Return the whole listing, keeping every character the same.

:: Supplied entries ::

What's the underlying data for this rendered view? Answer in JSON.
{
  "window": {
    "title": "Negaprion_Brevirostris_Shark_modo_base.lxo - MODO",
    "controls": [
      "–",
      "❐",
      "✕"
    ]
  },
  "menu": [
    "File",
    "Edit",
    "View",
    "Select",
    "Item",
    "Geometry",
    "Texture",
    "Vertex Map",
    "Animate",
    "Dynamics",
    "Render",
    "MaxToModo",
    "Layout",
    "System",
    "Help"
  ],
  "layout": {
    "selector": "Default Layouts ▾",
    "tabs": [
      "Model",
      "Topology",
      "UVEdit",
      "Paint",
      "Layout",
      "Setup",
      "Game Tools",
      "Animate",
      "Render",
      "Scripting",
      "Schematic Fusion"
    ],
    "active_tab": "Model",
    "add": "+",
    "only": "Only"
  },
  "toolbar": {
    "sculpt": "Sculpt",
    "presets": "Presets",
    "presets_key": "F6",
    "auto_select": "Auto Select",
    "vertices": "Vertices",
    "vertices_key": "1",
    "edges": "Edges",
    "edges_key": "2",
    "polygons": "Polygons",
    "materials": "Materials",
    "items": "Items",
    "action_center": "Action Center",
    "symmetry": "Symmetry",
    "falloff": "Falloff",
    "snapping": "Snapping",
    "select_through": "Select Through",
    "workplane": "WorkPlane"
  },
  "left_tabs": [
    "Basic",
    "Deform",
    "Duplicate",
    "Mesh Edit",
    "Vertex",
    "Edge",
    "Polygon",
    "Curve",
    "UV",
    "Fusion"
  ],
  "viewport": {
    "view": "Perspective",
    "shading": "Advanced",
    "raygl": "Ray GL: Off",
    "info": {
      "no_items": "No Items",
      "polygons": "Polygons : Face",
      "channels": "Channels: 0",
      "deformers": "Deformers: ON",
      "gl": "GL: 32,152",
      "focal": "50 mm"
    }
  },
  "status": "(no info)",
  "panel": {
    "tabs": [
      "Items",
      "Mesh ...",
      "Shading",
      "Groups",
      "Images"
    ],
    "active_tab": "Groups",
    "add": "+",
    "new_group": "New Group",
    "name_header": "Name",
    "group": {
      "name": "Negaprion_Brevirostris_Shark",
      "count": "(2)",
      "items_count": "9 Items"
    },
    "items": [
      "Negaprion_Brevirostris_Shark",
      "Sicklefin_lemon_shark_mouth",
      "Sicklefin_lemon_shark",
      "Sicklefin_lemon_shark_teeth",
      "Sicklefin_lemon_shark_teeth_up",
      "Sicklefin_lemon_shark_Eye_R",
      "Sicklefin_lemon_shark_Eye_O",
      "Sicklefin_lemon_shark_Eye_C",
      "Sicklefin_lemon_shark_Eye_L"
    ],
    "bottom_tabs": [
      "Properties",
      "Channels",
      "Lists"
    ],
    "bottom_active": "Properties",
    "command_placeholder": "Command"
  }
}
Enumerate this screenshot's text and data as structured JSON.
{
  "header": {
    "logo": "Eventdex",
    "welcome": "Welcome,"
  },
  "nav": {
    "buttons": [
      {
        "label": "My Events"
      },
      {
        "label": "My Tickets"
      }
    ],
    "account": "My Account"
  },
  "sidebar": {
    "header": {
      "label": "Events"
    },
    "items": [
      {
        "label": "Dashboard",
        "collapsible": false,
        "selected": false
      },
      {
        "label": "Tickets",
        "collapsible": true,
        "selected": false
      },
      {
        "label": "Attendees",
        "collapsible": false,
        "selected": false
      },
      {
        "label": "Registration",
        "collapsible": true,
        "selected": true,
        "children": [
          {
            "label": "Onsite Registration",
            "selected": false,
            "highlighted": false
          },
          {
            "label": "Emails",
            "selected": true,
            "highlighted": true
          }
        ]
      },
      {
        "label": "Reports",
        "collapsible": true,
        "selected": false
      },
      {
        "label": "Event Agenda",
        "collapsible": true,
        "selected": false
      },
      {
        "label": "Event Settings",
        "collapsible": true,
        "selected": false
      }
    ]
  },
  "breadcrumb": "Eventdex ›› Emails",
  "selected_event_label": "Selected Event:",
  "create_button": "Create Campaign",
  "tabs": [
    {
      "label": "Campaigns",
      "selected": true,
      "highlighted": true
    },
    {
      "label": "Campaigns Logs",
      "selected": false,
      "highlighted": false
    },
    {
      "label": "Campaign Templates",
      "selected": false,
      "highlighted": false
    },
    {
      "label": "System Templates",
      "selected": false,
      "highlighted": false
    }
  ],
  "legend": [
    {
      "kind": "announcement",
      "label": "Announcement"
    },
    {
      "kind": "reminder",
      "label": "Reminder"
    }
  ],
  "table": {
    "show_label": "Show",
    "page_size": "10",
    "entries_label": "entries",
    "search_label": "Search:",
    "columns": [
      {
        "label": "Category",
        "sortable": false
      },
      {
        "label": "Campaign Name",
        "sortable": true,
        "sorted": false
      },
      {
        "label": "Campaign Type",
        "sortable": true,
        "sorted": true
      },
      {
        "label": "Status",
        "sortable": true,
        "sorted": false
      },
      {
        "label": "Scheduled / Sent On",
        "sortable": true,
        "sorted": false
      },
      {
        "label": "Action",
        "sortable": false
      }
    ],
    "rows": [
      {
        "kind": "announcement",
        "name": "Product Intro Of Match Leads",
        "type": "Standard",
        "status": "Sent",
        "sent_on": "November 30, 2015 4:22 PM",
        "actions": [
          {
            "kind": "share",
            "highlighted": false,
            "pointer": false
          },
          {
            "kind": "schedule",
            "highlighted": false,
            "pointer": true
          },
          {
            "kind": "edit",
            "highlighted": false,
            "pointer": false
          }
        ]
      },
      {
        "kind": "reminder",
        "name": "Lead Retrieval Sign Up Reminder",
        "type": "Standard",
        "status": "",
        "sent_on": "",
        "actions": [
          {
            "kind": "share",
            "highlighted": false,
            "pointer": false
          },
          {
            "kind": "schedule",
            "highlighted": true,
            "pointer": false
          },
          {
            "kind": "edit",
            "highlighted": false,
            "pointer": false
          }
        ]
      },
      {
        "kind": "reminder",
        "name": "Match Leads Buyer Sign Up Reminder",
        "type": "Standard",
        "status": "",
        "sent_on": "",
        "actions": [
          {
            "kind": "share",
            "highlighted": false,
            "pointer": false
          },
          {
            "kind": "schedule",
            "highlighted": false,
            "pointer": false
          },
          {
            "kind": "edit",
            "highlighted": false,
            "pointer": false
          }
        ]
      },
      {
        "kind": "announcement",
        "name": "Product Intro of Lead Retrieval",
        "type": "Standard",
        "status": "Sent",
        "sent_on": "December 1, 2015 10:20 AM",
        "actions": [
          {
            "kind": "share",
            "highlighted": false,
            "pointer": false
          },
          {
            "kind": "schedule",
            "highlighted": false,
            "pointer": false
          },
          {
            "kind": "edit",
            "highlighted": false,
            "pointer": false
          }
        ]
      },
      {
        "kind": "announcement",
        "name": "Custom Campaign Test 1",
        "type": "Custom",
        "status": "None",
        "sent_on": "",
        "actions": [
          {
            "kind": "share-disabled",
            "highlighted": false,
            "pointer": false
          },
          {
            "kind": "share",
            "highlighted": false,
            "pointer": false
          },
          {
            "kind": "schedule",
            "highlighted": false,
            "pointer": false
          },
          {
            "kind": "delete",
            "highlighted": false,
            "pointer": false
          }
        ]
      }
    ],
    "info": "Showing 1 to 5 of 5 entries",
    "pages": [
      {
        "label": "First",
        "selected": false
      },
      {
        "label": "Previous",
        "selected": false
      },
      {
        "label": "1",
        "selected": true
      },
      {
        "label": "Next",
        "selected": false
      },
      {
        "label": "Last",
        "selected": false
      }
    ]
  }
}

:::

[Task solution]:
What's the underlying data for this rendered view? Answer in JSON.
{
  "window": {
    "title": "Negaprion_Brevirostris_Shark_modo_base.lxo - MODO",
    "controls": [
      "–",
      "❐",
      "✕"
    ]
  },
  "menu": [
    "File",
    "Edit",
    "View",
    "Select",
    "Item",
    "Geometry",
    "Texture",
    "Vertex Map",
    "Animate",
    "Dynamics",
    "Render",
    "MaxToModo",
    "Layout",
    "System",
    "Help"
  ],
  "layout": {
    "selector": "Default Layouts ▾",
    "tabs": [
      "Model",
      "Topology",
      "UVEdit",
      "Paint",
      "Layout",
      "Setup",
      "Game Tools",
      "Animate",
      "Render",
      "Scripting",
      "Schematic Fusion"
    ],
    "active_tab": "Model",
    "add": "+",
    "only": "Only"
  },
  "toolbar": {
    "sculpt": "Sculpt",
    "presets": "Presets",
    "presets_key": "F6",
    "auto_select": "Auto Select",
    "vertices": "Vertices",
    "vertices_key": "1",
    "edges": "Edges",
    "edges_key": "2",
    "polygons": "Polygons",
    "materials": "Materials",
    "items": "Items",
    "action_center": "Action Center",
    "symmetry": "Symmetry",
    "falloff": "Falloff",
    "snapping": "Snapping",
    "select_through": "Select Through",
    "workplane": "WorkPlane"
  },
  "left_tabs": [
    "Basic",
    "Deform",
    "Duplicate",
    "Mesh Edit",
    "Vertex",
    "Edge",
    "Polygon",
    "Curve",
    "UV",
    "Fusion"
  ],
  "viewport": {
    "view": "Perspective",
    "shading": "Advanced",
    "raygl": "Ray GL: Off",
    "info": {
      "no_items": "No Items",
      "polygons": "Polygons : Face",
      "channels": "Channels: 0",
      "deformers": "Deformers: ON",
      "gl": "GL: 32,152",
      "focal": "50 mm"
    }
  },
  "status": "(no info)",
  "panel": {
    "tabs": [
      "Items",
      "Mesh ...",
      "Shading",
      "Groups",
      "Images"
    ],
    "active_tab": "Groups",
    "add": "+",
    "new_group": "New Group",
    "name_header": "Name",
    "group": {
      "name": "Negaprion_Brevirostris_Shark",
      "count": "(2)",
      "items_count": "9 Items"
    },
    "items": [
      "Negaprion_Brevirostris_Shark",
      "Sicklefin_lemon_shark_mouth",
      "Sicklefin_lemon_shark",
      "Sicklefin_lemon_shark_teeth",
      "Sicklefin_lemon_shark_teeth_up",
      "Sicklefin_lemon_shark_Eye_R",
      "Sicklefin_lemon_shark_Eye_O",
      "Sicklefin_lemon_shark_Eye_C",
      "Sicklefin_lemon_shark_Eye_L"
    ],
    "bottom_tabs": [
      "Properties",
      "Channels",
      "Lists"
    ],
    "bottom_active": "Properties",
    "command_placeholder": "Command"
  }
}
Enumerate this screenshot's text and data as structured JSON.
{
  "header": {
    "logo": "Eventdex",
    "welcome": "Welcome,"
  },
  "nav": {
    "buttons": [
      {
        "label": "My Events"
      },
      {
        "label": "My Tickets"
      }
    ],
    "account": "My Account"
  },
  "sidebar": {
    "header": {
      "label": "Events"
    },
    "items": [
      {
        "label": "Dashboard",
        "collapsible": false,
        "selected": false
      },
      {
        "label": "Tickets",
        "collapsible": true,
        "selected": false
      },
      {
        "label": "Attendees",
        "collapsible": false,
        "selected": false
      },
      {
        "label": "Registration",
        "collapsible": true,
        "selected": true,
        "children": [
          {
            "label": "Onsite Registration",
            "selected": false,
            "highlighted": false
          },
          {
            "label": "Emails",
            "selected": true,
            "highlighted": true
          }
        ]
      },
      {
        "label": "Reports",
        "collapsible": true,
        "selected": false
      },
      {
        "label": "Event Agenda",
        "collapsible": true,
        "selected": false
      },
      {
        "label": "Event Settings",
        "collapsible": true,
        "selected": false
      }
    ]
  },
  "breadcrumb": "Eventdex ›› Emails",
  "selected_event_label": "Selected Event:",
  "create_button": "Create Campaign",
  "tabs": [
    {
      "label": "Campaigns",
      "selected": true,
      "highlighted": true
    },
    {
      "label": "Campaigns Logs",
      "selected": false,
      "highlighted": false
    },
    {
      "label": "Campaign Templates",
      "selected": false,
      "highlighted": false
    },
    {
      "label": "System Templates",
      "selected": false,
      "highlighted": false
    }
  ],
  "legend": [
    {
      "kind": "announcement",
      "label": "Announcement"
    },
    {
      "kind": "reminder",
      "label": "Reminder"
    }
  ],
  "table": {
    "show_label": "Show",
    "page_size": "10",
    "entries_label": "entries",
    "search_label": "Search:",
    "columns": [
      {
        "label": "Category",
        "sortable": false
      },
      {
        "label": "Campaign Name",
        "sortable": true,
        "sorted": false
      },
      {
        "label": "Campaign Type",
        "sortable": true,
        "sorted": true
      },
      {
        "label": "Status",
        "sortable": true,
        "sorted": false
      },
      {
        "label": "Scheduled / Sent On",
        "sortable": true,
        "sorted": false
      },
      {
        "label": "Action",
        "sortable": false
      }
    ],
    "rows": [
      {
        "kind": "announcement",
        "name": "Product Intro Of Match Leads",
        "type": "Standard",
        "status": "Sent",
        "sent_on": "November 30, 2015 4:22 PM",
        "actions": [
          {
            "kind": "share",
            "highlighted": false,
            "pointer": false
          },
          {
            "kind": "schedule",
            "highlighted": false,
            "pointer": true
          },
          {
            "kind": "edit",
            "highlighted": false,
            "pointer": false
          }
        ]
      },
      {
        "kind": "reminder",
        "name": "Lead Retrieval Sign Up Reminder",
        "type": "Standard",
        "status": "",
        "sent_on": "",
        "actions": [
          {
            "kind": "share",
            "highlighted": false,
            "pointer": false
          },
          {
            "kind": "schedule",
            "highlighted": true,
            "pointer": false
          },
          {
            "kind": "edit",
            "highlighted": false,
            "pointer": false
          }
        ]
      },
      {
        "kind": "reminder",
        "name": "Match Leads Buyer Sign Up Reminder",
        "type": "Standard",
        "status": "",
        "sent_on": "",
        "actions": [
          {
            "kind": "share",
            "highlighted": false,
            "pointer": false
          },
          {
            "kind": "schedule",
            "highlighted": false,
            "pointer": false
          },
          {
            "kind": "edit",
            "highlighted": false,
            "pointer": false
          }
        ]
      },
      {
        "kind": "announcement",
        "name": "Product Intro of Lead Retrieval",
        "type": "Standard",
        "status": "Sent",
        "sent_on": "December 1, 2015 10:20 AM",
        "actions": [
          {
            "kind": "share",
            "highlighted": false,
            "pointer": false
          },
          {
            "kind": "schedule",
            "highlighted": false,
            "pointer": false
          },
          {
            "kind": "edit",
            "highlighted": false,
            "pointer": false
          }
        ]
      },
      {
        "kind": "announcement",
        "name": "Custom Campaign Test 1",
        "type": "Custom",
        "status": "None",
        "sent_on": "",
        "actions": [
          {
            "kind": "share-disabled",
            "highlighted": false,
            "pointer": false
          },
          {
            "kind": "share",
            "highlighted": false,
            "pointer": false
          },
          {
            "kind": "schedule",
            "highlighted": false,
            "pointer": false
          },
          {
            "kind": "delete",
            "highlighted": false,
            "pointer": false
          }
        ]
      }
    ],
    "info": "Showing 1 to 5 of 5 entries",
    "pages": [
      {
        "label": "First",
        "selected": false
      },
      {
        "label": "Previous",
        "selected": false
      },
      {
        "label": "1",
        "selected": true
      },
      {
        "label": "Next",
        "selected": false
      },
      {
        "label": "Last",
        "selected": false
      }
    ]
  }
}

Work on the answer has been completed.